WORK TO DO: Repeat each entry as written, dropping any picture you find.

(Stored records)
## start
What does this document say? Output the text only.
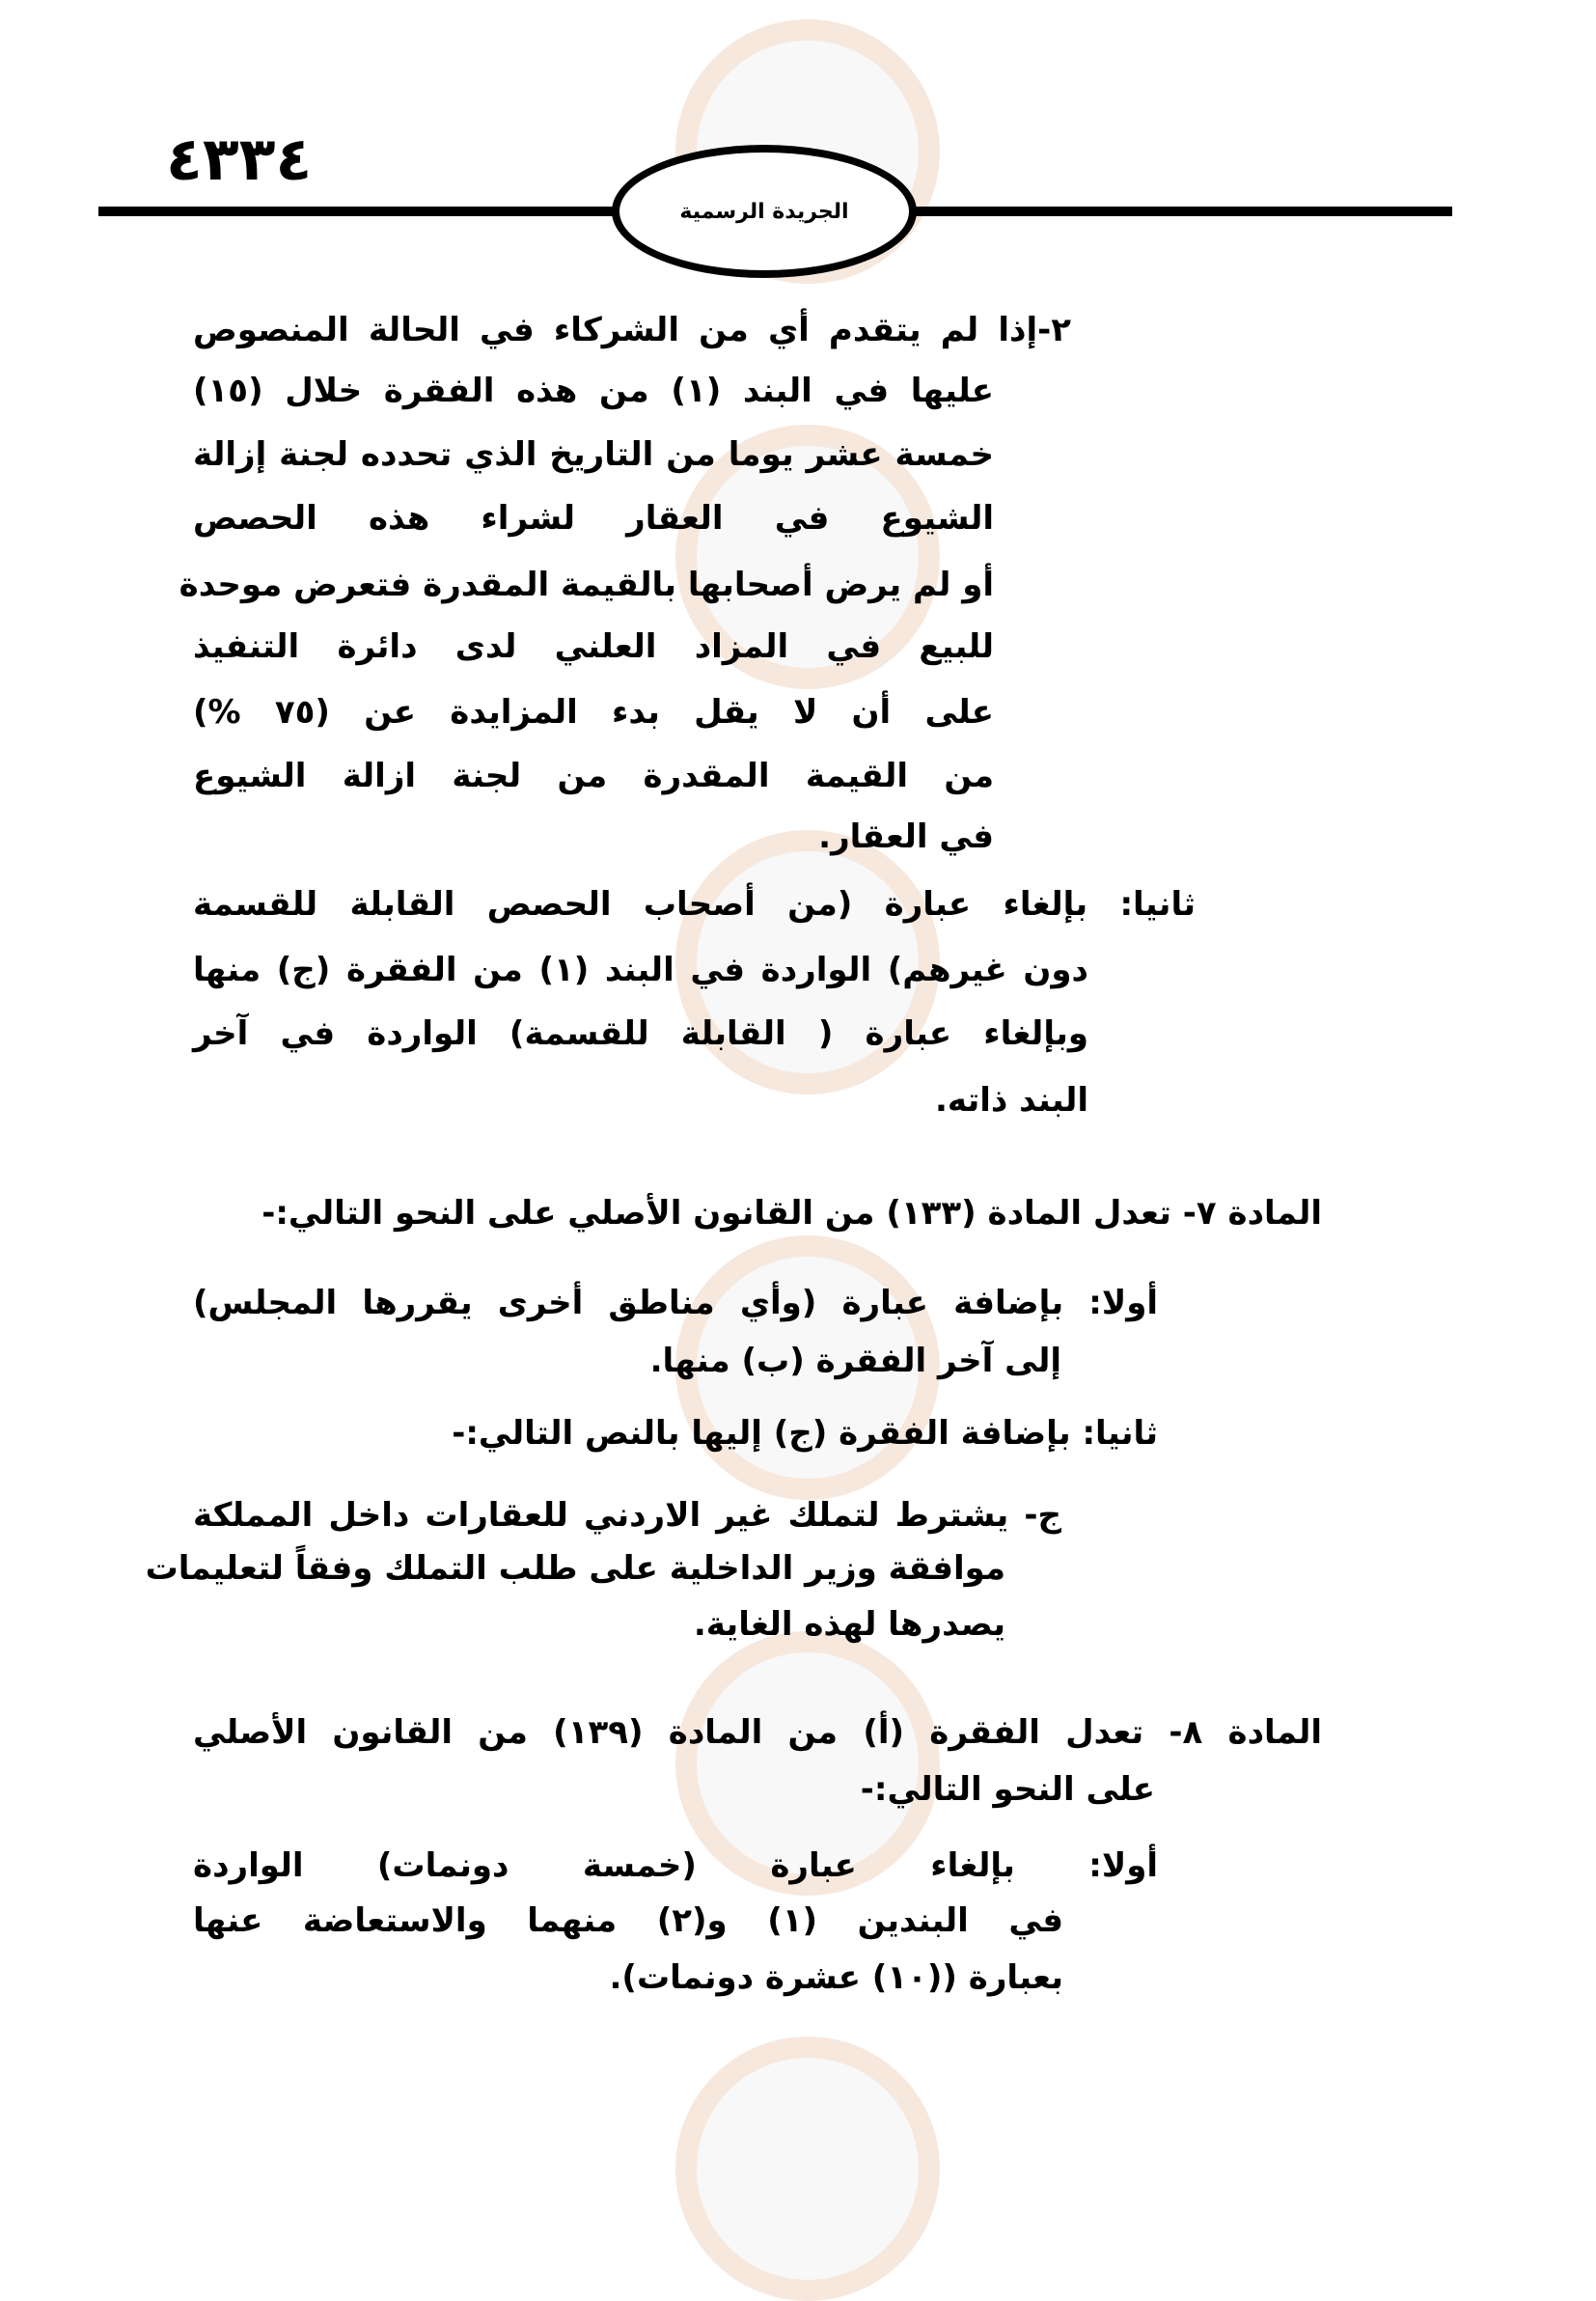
٤٣٣٤
الجريدة الرسمية
٢-إذا لم يتقدم أي من الشركاء في الحالة المنصوص
عليها في البند (١) من هذه الفقرة خلال (١٥)
خمسة عشر يوما من التاريخ الذي تحدده لجنة إزالة
الشيوع في العقار لشراء هذه الحصص
أو لم يرض أصحابها بالقيمة المقدرة فتعرض موحدة
للبيع في المزاد العلني لدى دائرة التنفيذ
على أن لا يقل بدء المزايدة عن (٧٥ %)
من القيمة المقدرة من لجنة ازالة الشيوع
في العقار.
ثانيا: بإلغاء عبارة (من أصحاب الحصص القابلة للقسمة
دون غيرهم) الواردة في البند (١) من الفقرة (ج) منها
وبإلغاء عبارة ( القابلة للقسمة) الواردة في آخر
البند ذاته.
المادة ٧- تعدل المادة (١٣٣) من القانون الأصلي على النحو التالي:-
أولا: بإضافة عبارة (وأي مناطق أخرى يقررها المجلس)
إلى آخر الفقرة (ب) منها.
ثانيا: بإضافة الفقرة (ج) إليها بالنص التالي:-
ج- يشترط لتملك غير الاردني للعقارات داخل المملكة
موافقة وزير الداخلية على طلب التملك وفقاً لتعليمات
يصدرها لهذه الغاية.
المادة ٨- تعدل الفقرة (أ) من المادة (١٣٩) من القانون الأصلي
على النحو التالي:-
أولا: بإلغاء عبارة (خمسة دونمات) الواردة
في البندين (١) و(٢) منهما والاستعاضة عنها
بعبارة ((١٠) عشرة دونمات).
## end
REPLY TO THE TASK:
What does this document say? Output the text only.
٤٣٣٤
الجريدة الرسمية
٢-إذا لم يتقدم أي من الشركاء في الحالة المنصوص
عليها في البند (١) من هذه الفقرة خلال (١٥)
خمسة عشر يوما من التاريخ الذي تحدده لجنة إزالة
الشيوع في العقار لشراء هذه الحصص
أو لم يرض أصحابها بالقيمة المقدرة فتعرض موحدة
للبيع في المزاد العلني لدى دائرة التنفيذ
على أن لا يقل بدء المزايدة عن (٧٥ %)
من القيمة المقدرة من لجنة ازالة الشيوع
في العقار.
ثانيا: بإلغاء عبارة (من أصحاب الحصص القابلة للقسمة
دون غيرهم) الواردة في البند (١) من الفقرة (ج) منها
وبإلغاء عبارة ( القابلة للقسمة) الواردة في آخر
البند ذاته.
المادة ٧- تعدل المادة (١٣٣) من القانون الأصلي على النحو التالي:-
أولا: بإضافة عبارة (وأي مناطق أخرى يقررها المجلس)
إلى آخر الفقرة (ب) منها.
ثانيا: بإضافة الفقرة (ج) إليها بالنص التالي:-
ج- يشترط لتملك غير الاردني للعقارات داخل المملكة
موافقة وزير الداخلية على طلب التملك وفقاً لتعليمات
يصدرها لهذه الغاية.
المادة ٨- تعدل الفقرة (أ) من المادة (١٣٩) من القانون الأصلي
على النحو التالي:-
أولا: بإلغاء عبارة (خمسة دونمات) الواردة
في البندين (١) و(٢) منهما والاستعاضة عنها
بعبارة ((١٠) عشرة دونمات).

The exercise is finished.